Given problem: Wherever a line holds the word "over", copy that line out.

(Source records)
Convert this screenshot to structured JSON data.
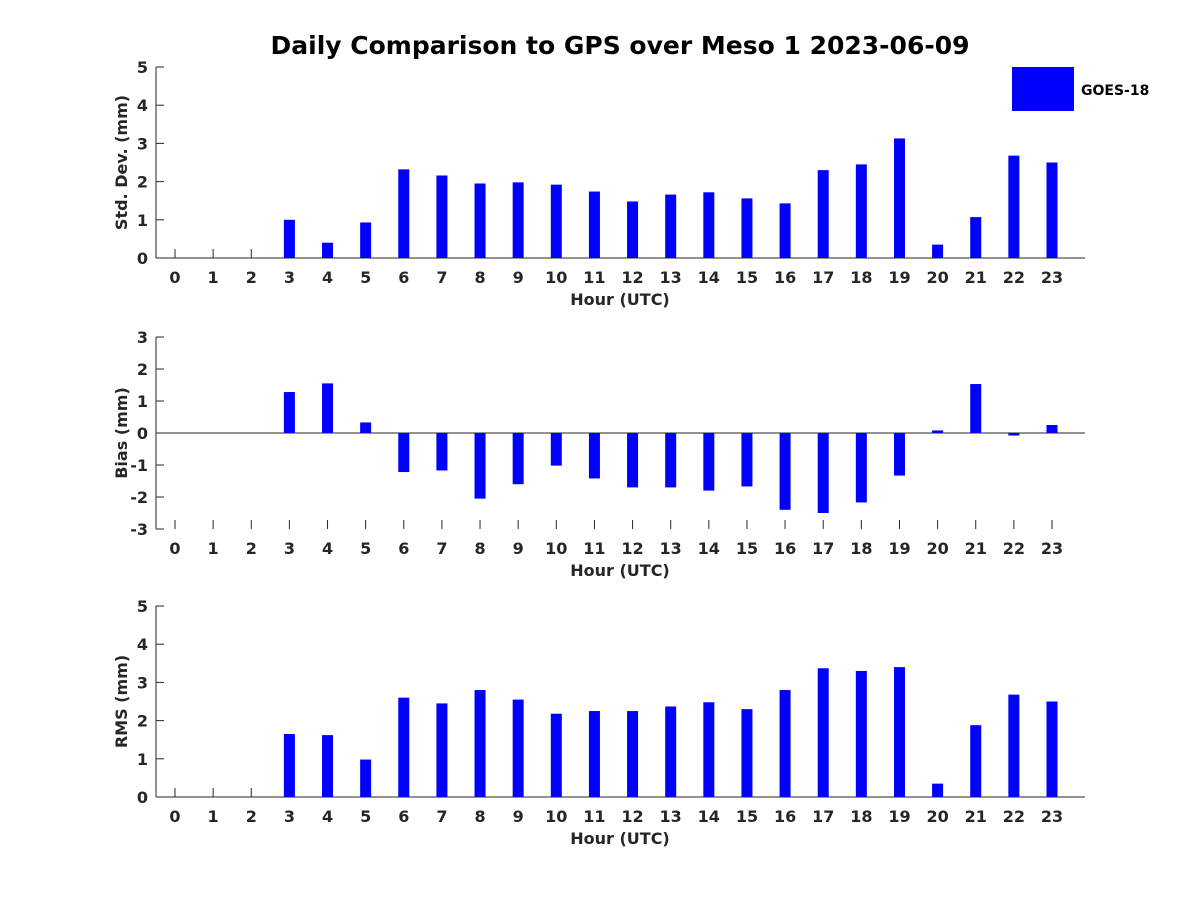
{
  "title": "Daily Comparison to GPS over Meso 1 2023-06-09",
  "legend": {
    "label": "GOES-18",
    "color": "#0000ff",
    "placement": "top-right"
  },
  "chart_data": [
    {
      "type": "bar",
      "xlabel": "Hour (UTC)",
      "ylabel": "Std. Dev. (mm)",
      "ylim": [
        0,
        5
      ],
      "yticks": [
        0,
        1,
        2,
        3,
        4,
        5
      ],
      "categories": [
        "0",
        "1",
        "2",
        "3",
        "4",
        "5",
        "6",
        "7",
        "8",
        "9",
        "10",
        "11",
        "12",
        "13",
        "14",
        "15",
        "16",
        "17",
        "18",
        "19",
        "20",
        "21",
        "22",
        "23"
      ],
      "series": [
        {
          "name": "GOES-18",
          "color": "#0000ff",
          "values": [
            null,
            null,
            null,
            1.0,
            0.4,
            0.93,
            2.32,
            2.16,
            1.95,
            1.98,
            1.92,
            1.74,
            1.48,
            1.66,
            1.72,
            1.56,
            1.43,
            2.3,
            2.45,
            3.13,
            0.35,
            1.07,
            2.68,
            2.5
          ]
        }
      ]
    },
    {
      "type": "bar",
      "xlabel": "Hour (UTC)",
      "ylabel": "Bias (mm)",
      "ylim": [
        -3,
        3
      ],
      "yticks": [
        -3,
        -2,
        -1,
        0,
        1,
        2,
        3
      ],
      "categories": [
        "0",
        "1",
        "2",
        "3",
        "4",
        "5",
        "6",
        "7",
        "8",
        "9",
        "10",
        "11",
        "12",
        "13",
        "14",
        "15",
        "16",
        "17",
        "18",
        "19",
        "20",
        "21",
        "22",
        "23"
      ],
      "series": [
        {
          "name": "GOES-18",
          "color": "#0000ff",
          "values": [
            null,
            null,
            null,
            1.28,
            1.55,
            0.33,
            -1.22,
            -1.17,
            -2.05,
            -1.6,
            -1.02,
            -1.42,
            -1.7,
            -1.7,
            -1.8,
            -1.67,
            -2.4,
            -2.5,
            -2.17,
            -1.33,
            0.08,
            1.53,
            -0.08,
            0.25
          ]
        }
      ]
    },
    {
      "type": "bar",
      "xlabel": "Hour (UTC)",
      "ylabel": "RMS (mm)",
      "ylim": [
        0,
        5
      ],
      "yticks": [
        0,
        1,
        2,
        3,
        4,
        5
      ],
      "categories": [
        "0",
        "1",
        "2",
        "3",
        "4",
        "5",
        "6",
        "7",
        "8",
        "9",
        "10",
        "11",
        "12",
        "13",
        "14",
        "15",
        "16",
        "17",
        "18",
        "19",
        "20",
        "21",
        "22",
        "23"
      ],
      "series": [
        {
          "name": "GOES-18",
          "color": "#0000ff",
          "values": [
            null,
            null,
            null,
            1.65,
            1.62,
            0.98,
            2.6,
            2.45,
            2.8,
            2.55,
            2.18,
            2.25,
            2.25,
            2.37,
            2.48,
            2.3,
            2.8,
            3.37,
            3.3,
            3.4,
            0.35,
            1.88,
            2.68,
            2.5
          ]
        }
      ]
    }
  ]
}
==
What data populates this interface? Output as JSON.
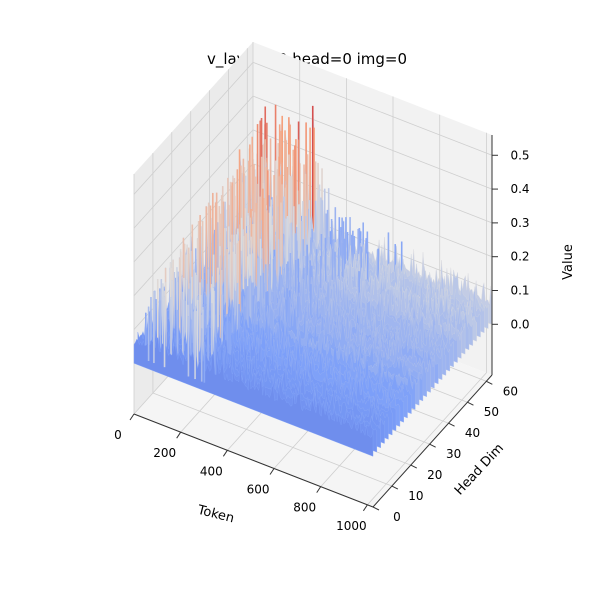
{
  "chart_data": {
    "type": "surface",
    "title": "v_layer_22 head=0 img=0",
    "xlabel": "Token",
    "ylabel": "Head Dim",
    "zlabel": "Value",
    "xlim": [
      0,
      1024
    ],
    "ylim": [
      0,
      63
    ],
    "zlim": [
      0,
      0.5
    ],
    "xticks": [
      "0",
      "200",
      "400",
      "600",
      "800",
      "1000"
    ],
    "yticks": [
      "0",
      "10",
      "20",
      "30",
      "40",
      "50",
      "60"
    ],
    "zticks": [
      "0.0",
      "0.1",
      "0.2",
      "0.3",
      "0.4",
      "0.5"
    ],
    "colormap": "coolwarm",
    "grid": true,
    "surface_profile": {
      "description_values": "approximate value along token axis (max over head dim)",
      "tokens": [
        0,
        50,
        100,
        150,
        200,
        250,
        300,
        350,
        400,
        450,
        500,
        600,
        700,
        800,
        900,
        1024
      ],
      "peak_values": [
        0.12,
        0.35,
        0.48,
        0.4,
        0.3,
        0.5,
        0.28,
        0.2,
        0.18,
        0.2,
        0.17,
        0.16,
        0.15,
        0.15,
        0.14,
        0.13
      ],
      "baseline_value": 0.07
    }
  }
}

Output for this exercise:
  "title": "Daily Comparison to GPS over Meso 1 2023-06-09",
      "description_values": "approximate value along token axis (max over head dim)",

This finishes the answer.